Search the material for the string "title", then return every line where it is found.
-- Start Material provided --
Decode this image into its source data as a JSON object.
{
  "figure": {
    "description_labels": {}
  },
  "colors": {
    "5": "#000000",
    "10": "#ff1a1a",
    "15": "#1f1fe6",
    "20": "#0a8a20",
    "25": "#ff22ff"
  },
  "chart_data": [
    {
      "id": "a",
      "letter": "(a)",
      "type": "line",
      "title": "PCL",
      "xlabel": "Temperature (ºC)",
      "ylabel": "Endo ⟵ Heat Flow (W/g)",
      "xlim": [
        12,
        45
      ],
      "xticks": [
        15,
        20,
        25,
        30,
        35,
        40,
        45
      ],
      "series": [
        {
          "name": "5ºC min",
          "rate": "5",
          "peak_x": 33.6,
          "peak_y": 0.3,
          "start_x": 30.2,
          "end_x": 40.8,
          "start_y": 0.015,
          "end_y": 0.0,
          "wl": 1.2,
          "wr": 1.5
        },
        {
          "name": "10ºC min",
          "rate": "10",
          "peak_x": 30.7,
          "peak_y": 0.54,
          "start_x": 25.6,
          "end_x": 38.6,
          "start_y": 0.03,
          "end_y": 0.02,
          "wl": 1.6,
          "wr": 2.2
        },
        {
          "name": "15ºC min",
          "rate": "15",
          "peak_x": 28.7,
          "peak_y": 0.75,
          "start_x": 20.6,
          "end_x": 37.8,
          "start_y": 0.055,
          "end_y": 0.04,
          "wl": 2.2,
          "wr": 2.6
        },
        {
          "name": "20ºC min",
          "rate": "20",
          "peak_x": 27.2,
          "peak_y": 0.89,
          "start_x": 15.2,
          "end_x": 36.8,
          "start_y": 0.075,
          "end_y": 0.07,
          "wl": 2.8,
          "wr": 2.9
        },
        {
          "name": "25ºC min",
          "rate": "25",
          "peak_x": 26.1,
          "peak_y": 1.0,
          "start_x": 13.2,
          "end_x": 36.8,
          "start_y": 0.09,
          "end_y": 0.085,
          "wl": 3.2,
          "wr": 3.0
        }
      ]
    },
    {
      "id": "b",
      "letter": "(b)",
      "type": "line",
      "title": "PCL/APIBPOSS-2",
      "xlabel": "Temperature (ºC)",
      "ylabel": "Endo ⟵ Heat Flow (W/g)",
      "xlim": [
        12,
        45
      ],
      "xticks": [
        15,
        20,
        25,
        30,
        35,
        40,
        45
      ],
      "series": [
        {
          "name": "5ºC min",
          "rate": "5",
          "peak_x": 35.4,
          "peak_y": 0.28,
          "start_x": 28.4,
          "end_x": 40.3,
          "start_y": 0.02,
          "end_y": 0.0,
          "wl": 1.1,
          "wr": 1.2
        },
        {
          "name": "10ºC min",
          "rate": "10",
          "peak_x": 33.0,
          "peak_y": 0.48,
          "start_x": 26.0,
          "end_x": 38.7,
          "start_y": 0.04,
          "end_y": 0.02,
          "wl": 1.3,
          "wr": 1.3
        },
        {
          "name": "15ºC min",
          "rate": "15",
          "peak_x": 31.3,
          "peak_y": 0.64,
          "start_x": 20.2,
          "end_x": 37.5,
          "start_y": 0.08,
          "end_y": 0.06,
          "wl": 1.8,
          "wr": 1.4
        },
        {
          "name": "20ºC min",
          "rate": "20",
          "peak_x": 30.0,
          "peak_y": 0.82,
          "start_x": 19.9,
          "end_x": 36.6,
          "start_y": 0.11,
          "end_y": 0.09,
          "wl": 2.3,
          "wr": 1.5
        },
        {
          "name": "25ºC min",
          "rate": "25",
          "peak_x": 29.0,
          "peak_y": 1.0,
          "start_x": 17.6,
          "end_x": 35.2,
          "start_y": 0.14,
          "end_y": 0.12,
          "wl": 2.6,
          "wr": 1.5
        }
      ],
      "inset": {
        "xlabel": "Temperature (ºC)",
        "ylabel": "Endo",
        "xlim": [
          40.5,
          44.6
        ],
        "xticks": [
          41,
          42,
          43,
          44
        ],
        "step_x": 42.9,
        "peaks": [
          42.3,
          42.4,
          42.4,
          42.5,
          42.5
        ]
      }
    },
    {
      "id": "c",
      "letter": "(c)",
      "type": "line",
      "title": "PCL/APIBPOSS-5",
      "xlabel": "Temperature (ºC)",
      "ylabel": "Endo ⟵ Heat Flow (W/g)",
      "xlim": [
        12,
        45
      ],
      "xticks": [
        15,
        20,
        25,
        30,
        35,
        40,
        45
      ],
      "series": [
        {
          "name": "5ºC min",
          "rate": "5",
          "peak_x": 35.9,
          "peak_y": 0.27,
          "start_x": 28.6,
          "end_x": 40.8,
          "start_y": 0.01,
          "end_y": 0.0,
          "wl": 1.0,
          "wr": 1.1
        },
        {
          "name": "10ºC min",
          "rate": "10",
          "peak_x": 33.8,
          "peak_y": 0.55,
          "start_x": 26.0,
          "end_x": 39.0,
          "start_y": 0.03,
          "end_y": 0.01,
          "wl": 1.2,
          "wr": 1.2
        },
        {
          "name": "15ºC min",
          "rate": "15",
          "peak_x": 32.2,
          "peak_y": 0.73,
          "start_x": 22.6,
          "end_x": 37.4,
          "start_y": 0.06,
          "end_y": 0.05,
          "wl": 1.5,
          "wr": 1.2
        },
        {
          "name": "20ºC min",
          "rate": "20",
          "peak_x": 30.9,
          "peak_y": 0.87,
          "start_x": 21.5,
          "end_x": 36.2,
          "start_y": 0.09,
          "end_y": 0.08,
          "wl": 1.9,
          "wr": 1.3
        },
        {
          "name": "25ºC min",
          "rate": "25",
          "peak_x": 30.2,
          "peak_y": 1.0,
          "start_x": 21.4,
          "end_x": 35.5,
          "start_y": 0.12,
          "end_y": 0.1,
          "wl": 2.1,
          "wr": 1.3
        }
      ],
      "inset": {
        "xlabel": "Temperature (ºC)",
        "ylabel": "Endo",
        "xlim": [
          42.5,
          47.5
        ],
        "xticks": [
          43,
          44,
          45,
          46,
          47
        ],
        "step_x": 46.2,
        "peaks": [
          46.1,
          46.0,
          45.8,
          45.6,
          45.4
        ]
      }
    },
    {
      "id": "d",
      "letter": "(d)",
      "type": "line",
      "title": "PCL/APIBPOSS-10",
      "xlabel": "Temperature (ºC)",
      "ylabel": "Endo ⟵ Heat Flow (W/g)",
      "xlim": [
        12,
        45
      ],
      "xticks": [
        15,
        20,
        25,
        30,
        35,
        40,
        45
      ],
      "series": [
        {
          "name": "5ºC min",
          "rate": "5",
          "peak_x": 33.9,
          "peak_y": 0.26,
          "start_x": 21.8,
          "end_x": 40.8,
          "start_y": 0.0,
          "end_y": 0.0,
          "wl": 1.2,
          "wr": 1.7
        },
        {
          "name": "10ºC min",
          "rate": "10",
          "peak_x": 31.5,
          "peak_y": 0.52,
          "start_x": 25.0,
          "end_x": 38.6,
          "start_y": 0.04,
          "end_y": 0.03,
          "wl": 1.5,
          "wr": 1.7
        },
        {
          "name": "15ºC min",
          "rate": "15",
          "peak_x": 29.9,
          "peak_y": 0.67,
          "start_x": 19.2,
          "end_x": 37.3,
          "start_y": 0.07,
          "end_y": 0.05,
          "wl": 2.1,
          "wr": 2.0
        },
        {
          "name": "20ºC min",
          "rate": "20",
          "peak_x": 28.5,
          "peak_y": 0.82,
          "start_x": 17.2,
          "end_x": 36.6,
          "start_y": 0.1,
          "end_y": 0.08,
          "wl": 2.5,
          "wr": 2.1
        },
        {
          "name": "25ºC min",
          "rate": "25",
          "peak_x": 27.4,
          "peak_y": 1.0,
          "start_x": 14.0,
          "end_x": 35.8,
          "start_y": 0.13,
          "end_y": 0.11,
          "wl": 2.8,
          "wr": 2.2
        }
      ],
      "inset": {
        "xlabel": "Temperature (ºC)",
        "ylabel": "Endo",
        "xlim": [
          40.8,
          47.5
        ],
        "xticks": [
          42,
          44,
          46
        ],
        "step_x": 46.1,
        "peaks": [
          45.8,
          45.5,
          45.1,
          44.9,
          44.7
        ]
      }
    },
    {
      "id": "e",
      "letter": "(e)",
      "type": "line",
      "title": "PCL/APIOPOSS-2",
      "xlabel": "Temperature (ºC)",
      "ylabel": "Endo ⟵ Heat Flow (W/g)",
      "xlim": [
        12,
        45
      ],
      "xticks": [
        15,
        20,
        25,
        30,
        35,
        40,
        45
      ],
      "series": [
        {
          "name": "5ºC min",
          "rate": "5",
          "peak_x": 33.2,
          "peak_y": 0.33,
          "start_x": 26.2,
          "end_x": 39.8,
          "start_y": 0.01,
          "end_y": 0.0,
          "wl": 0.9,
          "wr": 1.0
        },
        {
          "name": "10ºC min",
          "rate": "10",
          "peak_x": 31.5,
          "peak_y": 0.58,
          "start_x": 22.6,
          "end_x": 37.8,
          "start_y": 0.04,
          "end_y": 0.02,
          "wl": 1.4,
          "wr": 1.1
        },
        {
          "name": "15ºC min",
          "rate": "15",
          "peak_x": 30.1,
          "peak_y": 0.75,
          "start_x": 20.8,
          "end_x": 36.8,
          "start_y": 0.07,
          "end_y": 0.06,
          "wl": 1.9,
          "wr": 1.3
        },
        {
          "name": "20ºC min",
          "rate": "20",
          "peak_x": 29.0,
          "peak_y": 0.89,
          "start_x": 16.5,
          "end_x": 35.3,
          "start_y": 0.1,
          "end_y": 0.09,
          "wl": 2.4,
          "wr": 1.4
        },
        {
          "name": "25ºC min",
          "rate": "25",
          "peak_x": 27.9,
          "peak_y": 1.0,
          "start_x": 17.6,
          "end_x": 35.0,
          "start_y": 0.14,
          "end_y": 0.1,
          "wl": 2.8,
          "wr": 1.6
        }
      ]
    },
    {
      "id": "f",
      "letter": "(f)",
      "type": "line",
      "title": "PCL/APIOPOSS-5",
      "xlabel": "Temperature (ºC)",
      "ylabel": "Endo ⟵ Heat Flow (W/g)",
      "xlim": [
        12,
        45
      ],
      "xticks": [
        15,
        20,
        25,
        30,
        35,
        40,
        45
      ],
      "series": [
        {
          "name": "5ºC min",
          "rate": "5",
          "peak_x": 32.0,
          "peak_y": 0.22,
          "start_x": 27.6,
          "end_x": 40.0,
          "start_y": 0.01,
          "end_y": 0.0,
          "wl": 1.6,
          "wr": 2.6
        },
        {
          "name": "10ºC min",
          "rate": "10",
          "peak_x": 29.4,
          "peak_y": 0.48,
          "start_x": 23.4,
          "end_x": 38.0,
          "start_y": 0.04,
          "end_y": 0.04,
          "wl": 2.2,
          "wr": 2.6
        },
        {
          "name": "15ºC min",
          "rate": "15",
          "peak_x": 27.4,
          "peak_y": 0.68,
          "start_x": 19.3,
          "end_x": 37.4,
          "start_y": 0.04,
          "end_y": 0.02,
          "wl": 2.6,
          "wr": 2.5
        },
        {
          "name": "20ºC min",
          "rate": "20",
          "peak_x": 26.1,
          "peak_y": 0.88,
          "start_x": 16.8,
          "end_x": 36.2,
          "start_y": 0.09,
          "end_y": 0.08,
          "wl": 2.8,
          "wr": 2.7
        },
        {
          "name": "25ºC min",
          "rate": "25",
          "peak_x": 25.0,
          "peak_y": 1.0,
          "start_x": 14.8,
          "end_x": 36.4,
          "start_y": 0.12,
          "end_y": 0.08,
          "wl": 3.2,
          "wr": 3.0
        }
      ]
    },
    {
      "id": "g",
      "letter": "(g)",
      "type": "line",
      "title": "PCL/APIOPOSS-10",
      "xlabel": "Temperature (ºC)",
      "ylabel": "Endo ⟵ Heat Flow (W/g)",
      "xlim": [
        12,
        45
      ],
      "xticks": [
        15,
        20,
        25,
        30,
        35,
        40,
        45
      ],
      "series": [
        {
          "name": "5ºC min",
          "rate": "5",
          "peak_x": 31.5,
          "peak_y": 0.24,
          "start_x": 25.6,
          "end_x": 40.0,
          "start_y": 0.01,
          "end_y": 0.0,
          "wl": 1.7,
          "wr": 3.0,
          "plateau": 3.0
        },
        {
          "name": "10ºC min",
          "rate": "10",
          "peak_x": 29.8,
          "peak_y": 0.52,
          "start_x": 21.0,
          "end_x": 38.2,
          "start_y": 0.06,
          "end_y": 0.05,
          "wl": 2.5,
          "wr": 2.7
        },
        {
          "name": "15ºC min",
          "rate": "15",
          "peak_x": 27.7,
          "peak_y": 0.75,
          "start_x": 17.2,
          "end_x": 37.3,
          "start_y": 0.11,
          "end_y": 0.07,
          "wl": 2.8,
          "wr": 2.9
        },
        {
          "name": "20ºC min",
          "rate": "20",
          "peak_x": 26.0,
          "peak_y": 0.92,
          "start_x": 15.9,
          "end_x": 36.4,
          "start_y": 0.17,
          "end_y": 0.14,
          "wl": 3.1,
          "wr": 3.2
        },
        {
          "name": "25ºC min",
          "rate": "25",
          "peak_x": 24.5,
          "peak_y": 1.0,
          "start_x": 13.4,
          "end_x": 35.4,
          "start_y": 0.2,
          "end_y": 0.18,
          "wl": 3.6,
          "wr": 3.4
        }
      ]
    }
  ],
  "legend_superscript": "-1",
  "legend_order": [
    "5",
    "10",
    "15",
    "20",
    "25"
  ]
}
-- End Material provided --
== Answer to the task ==
      "title": "PCL",
      "title": "PCL/APIBPOSS-2",
      "title": "PCL/APIBPOSS-5",
      "title": "PCL/APIBPOSS-10",
      "title": "PCL/APIOPOSS-2",
      "title": "PCL/APIOPOSS-5",
      "title": "PCL/APIOPOSS-10",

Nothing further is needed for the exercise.